>> Start EXTRACTED INFORMATION
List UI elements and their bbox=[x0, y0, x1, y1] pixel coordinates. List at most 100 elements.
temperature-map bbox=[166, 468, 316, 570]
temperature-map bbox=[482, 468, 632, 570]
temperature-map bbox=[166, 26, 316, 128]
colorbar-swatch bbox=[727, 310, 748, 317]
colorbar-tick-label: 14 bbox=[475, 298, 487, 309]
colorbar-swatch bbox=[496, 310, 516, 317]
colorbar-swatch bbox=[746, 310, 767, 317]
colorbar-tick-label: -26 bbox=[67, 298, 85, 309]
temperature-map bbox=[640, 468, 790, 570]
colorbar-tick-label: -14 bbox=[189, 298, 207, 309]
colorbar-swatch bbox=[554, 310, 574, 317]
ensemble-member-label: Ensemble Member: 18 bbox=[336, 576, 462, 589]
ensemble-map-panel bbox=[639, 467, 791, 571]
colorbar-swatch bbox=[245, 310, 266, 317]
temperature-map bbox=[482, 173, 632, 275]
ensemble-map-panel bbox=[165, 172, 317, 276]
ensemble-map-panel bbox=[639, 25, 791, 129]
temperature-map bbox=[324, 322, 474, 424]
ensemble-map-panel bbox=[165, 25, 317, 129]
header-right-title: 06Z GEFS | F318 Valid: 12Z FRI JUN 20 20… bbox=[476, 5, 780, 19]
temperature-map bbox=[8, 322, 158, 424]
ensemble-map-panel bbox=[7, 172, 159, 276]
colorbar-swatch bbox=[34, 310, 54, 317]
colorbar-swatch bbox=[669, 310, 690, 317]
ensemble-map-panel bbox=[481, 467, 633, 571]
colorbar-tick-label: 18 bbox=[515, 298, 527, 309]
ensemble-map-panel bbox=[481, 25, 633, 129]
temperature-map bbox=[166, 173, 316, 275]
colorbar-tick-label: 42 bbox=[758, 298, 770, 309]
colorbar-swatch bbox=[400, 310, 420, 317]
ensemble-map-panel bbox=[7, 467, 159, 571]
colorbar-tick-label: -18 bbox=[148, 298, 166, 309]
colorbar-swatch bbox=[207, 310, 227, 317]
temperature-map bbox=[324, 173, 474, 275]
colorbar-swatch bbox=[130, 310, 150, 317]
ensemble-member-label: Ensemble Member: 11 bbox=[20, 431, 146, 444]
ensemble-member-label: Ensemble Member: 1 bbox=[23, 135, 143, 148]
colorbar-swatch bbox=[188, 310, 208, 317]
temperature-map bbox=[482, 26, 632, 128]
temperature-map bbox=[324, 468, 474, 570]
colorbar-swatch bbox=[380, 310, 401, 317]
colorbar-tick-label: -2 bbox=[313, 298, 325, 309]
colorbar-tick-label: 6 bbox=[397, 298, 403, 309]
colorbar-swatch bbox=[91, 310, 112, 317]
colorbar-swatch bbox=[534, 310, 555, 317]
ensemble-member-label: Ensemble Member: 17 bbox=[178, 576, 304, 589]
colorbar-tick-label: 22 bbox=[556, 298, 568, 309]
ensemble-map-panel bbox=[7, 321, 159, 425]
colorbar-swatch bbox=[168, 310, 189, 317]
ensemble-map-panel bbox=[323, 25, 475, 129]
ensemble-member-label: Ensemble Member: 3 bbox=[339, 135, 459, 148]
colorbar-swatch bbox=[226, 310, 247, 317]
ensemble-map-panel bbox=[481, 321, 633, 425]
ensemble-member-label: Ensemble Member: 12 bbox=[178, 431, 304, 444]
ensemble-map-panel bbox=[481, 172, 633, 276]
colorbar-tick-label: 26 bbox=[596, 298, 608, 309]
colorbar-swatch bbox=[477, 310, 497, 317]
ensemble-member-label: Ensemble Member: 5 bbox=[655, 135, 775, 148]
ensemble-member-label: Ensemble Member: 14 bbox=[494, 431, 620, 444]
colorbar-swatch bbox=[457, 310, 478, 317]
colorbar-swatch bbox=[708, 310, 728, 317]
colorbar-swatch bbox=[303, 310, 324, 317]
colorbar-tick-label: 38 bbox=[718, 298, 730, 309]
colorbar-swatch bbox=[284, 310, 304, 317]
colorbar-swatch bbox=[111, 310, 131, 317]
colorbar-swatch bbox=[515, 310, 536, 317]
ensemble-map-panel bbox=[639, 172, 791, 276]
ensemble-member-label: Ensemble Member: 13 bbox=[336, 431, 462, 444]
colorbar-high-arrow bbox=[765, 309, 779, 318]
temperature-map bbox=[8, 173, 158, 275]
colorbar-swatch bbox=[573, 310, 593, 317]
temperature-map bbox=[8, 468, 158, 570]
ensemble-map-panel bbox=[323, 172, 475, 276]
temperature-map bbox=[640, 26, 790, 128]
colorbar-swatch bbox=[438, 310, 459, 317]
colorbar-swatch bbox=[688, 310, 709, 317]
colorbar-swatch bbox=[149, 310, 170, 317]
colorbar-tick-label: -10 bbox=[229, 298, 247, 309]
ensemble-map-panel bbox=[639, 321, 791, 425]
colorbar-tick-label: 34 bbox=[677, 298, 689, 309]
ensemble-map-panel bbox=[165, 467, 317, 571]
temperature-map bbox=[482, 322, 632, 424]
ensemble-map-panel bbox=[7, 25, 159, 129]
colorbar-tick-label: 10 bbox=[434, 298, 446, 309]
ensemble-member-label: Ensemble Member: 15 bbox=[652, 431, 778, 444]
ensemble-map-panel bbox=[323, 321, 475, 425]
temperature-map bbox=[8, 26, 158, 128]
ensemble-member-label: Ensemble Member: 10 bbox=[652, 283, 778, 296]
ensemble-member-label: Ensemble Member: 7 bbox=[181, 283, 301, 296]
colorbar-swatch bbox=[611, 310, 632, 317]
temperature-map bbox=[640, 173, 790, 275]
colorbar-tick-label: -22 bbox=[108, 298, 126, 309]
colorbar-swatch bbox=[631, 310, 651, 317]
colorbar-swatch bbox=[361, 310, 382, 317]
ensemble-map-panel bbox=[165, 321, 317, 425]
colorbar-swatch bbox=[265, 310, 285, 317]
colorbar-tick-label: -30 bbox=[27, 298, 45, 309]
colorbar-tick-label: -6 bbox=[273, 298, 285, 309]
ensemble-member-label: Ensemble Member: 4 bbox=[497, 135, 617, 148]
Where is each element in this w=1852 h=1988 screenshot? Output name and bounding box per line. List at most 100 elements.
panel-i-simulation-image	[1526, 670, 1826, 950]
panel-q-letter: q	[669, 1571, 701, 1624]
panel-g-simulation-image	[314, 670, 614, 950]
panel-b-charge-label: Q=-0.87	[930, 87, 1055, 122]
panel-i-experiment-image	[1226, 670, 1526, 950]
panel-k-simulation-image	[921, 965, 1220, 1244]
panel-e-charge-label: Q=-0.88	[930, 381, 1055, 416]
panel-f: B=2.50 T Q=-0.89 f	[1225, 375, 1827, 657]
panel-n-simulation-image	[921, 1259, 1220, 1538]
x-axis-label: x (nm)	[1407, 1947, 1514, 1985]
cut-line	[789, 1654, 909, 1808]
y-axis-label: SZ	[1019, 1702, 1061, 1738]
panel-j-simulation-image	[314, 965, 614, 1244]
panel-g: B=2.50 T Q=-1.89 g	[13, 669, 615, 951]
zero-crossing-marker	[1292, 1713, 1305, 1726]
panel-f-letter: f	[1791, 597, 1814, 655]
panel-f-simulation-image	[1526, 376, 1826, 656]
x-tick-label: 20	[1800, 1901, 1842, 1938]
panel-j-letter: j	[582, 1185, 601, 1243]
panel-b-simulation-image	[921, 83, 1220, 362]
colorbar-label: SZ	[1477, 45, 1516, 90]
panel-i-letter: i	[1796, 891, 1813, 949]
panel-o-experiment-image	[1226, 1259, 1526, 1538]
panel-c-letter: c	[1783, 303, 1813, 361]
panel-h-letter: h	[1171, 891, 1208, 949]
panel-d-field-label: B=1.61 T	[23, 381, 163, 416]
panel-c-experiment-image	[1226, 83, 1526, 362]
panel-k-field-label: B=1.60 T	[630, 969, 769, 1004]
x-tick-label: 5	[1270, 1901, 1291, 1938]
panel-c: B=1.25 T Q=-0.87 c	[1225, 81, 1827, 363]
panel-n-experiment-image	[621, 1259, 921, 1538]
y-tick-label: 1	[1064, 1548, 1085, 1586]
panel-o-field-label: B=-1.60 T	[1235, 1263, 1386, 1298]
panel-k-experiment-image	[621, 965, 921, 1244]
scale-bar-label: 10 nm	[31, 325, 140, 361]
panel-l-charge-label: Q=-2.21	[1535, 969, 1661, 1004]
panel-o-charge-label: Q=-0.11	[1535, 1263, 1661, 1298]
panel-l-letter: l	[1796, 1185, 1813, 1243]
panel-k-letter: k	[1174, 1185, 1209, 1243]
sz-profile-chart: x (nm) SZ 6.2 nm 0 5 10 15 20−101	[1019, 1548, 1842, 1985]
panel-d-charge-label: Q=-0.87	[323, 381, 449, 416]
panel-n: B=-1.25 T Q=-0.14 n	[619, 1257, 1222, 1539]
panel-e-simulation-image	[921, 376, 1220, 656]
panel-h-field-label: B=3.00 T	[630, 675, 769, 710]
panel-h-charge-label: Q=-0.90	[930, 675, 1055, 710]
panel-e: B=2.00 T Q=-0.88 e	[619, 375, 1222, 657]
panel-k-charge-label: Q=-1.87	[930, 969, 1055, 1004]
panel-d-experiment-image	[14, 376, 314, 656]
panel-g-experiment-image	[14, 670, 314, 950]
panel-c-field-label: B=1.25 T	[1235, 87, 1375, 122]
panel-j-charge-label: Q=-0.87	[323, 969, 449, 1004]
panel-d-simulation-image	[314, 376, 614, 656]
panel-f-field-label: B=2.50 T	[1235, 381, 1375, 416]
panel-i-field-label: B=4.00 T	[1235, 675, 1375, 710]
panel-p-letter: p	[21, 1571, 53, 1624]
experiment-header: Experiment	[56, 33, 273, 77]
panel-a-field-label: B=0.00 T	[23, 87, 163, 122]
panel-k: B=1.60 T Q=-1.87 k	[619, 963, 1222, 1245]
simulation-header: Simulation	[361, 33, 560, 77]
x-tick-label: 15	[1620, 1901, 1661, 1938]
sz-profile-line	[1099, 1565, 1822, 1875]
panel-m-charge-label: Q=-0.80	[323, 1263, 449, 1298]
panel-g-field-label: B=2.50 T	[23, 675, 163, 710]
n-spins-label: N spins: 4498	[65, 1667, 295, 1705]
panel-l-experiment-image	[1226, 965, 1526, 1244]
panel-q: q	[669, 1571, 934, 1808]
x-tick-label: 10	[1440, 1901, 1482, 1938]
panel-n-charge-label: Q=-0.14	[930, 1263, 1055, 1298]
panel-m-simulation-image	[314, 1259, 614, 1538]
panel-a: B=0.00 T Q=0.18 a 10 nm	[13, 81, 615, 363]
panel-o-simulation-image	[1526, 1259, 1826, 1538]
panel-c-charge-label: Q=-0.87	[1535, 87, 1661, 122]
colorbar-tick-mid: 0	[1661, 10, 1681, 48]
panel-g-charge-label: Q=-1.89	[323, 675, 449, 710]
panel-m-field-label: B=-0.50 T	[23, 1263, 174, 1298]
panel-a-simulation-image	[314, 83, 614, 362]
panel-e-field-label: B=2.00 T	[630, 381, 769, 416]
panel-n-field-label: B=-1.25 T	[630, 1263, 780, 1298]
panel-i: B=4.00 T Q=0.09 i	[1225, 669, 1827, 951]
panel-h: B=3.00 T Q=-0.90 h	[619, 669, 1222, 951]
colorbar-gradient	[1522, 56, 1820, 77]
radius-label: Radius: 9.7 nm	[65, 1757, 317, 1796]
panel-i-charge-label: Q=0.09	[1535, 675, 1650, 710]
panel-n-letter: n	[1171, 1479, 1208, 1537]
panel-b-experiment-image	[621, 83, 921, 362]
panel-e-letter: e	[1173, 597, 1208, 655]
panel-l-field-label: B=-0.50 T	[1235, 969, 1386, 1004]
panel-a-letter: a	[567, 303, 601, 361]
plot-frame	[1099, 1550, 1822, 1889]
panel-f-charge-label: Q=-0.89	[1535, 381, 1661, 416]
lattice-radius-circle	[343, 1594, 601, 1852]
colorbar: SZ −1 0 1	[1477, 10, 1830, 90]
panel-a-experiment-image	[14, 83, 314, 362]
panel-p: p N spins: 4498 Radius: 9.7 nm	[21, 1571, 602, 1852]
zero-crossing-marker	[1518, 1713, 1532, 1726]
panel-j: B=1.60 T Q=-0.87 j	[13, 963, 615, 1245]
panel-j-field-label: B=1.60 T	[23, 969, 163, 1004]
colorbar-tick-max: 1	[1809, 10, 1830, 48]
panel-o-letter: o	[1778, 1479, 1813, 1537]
>> End EXTRACTED INFORMATION
YOUR TASK: Starting at the top of the listing and stopping after the line containing "colorbar-tick-label: -14 bbox=[189, 298, 207, 309]", write those lines out again with "temperature-map" swapped for "heat-map" and nothing else changed.

OUTPUT BELOW:
List UI elements and their bbox=[x0, y0, x1, y1] pixel coordinates. List at most 100 elements.
heat-map bbox=[166, 468, 316, 570]
heat-map bbox=[482, 468, 632, 570]
heat-map bbox=[166, 26, 316, 128]
colorbar-swatch bbox=[727, 310, 748, 317]
colorbar-tick-label: 14 bbox=[475, 298, 487, 309]
colorbar-swatch bbox=[496, 310, 516, 317]
colorbar-swatch bbox=[746, 310, 767, 317]
colorbar-tick-label: -26 bbox=[67, 298, 85, 309]
heat-map bbox=[640, 468, 790, 570]
colorbar-tick-label: -14 bbox=[189, 298, 207, 309]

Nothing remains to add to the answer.